Stored entries:
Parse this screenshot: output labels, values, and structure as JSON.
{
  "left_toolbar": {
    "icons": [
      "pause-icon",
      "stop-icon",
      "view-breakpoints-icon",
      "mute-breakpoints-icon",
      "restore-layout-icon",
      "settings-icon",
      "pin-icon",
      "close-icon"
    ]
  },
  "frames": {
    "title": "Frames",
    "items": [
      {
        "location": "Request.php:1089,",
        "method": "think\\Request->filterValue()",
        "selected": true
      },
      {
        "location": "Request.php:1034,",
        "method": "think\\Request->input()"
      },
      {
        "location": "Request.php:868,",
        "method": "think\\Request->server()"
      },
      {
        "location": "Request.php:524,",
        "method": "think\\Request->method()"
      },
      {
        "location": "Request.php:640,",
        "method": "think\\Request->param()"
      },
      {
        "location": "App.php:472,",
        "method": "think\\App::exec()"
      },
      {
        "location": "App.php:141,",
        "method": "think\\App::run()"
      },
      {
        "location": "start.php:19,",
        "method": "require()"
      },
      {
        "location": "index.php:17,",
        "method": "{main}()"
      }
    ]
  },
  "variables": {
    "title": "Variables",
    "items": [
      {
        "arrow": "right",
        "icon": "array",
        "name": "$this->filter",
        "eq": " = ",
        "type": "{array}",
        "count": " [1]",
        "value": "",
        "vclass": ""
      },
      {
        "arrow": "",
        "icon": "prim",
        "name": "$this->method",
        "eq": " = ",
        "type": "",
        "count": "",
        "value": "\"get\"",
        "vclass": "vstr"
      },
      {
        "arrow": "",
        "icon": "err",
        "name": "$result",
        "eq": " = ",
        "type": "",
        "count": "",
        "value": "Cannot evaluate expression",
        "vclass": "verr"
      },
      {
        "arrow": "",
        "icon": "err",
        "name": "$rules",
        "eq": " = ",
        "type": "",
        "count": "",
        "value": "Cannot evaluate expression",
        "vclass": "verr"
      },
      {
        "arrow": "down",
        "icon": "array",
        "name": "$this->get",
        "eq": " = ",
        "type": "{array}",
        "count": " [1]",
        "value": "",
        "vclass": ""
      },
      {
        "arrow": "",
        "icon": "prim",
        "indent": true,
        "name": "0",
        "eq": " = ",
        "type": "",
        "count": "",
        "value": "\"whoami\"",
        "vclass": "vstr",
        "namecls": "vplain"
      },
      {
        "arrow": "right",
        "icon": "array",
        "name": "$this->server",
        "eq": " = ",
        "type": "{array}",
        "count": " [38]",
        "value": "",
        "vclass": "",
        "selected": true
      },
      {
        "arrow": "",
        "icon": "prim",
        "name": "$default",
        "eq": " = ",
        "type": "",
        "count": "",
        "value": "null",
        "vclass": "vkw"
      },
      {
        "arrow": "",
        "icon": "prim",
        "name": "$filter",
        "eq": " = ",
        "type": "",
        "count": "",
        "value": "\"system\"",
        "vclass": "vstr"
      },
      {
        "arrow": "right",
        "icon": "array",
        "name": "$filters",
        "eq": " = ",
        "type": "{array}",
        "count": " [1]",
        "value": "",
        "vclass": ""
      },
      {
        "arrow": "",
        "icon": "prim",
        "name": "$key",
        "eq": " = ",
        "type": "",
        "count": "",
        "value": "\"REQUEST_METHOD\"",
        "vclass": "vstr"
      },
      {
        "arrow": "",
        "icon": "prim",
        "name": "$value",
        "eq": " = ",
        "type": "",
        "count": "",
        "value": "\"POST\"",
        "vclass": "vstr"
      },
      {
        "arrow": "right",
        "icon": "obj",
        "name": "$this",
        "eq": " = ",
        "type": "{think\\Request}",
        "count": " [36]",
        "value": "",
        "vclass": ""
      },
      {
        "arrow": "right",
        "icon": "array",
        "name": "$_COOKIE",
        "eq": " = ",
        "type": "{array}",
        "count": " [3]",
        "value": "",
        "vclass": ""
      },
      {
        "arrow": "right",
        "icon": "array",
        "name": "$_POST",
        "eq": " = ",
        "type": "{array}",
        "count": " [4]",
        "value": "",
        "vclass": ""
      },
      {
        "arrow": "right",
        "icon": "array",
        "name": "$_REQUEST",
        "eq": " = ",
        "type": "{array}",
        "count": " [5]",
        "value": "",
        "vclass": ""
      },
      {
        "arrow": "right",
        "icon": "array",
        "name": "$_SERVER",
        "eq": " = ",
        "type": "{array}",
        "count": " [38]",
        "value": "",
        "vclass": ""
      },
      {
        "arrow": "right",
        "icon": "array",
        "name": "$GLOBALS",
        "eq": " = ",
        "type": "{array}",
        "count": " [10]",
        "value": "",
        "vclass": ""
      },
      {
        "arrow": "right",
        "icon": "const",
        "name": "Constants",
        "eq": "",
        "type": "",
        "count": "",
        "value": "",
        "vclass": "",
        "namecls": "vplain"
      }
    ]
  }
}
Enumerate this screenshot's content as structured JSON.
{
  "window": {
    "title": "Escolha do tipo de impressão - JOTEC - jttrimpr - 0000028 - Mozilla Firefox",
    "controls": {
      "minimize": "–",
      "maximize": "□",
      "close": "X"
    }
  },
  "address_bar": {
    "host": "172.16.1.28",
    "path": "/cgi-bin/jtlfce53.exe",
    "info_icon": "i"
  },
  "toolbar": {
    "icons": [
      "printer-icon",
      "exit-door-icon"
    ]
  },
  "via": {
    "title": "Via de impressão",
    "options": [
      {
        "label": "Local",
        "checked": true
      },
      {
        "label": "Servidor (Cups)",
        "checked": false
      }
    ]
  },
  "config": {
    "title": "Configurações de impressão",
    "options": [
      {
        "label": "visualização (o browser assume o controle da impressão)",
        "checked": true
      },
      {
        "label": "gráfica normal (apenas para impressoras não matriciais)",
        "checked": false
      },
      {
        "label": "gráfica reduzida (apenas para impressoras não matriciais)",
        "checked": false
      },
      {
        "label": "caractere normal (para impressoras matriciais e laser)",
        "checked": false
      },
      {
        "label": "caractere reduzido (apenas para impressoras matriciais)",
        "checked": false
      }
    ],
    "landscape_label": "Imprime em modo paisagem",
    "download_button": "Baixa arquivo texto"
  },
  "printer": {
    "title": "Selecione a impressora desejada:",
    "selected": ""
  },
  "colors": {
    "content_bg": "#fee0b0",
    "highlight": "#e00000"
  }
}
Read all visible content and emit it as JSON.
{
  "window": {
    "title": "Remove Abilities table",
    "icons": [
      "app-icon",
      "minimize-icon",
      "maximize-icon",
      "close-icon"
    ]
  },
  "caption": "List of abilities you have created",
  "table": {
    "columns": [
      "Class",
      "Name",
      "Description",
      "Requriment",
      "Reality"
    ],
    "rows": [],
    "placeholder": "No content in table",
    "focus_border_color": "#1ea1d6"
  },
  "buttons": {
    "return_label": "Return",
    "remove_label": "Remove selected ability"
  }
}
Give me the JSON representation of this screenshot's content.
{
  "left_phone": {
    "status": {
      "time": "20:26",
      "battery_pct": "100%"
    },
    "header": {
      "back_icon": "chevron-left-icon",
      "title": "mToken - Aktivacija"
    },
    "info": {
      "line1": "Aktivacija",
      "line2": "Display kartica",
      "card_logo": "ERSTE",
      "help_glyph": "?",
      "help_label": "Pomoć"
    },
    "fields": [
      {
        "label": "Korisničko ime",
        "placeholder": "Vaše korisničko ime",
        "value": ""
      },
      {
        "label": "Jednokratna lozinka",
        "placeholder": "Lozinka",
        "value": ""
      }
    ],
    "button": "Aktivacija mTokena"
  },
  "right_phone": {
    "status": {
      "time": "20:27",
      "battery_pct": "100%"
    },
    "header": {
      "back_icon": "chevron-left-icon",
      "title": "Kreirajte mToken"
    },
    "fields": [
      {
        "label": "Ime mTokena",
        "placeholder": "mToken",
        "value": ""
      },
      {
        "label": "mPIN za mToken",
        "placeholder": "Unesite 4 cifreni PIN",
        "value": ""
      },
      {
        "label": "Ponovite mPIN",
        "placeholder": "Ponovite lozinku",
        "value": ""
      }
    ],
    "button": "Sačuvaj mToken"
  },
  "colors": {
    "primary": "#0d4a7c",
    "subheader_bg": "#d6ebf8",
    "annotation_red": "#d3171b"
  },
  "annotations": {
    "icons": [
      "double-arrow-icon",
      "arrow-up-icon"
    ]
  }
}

Your task: Show every line of the records above that contains the word "location".

Task response:
        "location": "Request.php:1089,",
        "location": "Request.php:1034,",
        "location": "Request.php:868,",
        "location": "Request.php:524,",
        "location": "Request.php:640,",
        "location": "App.php:472,",
        "location": "App.php:141,",
        "location": "start.php:19,",
        "location": "index.php:17,",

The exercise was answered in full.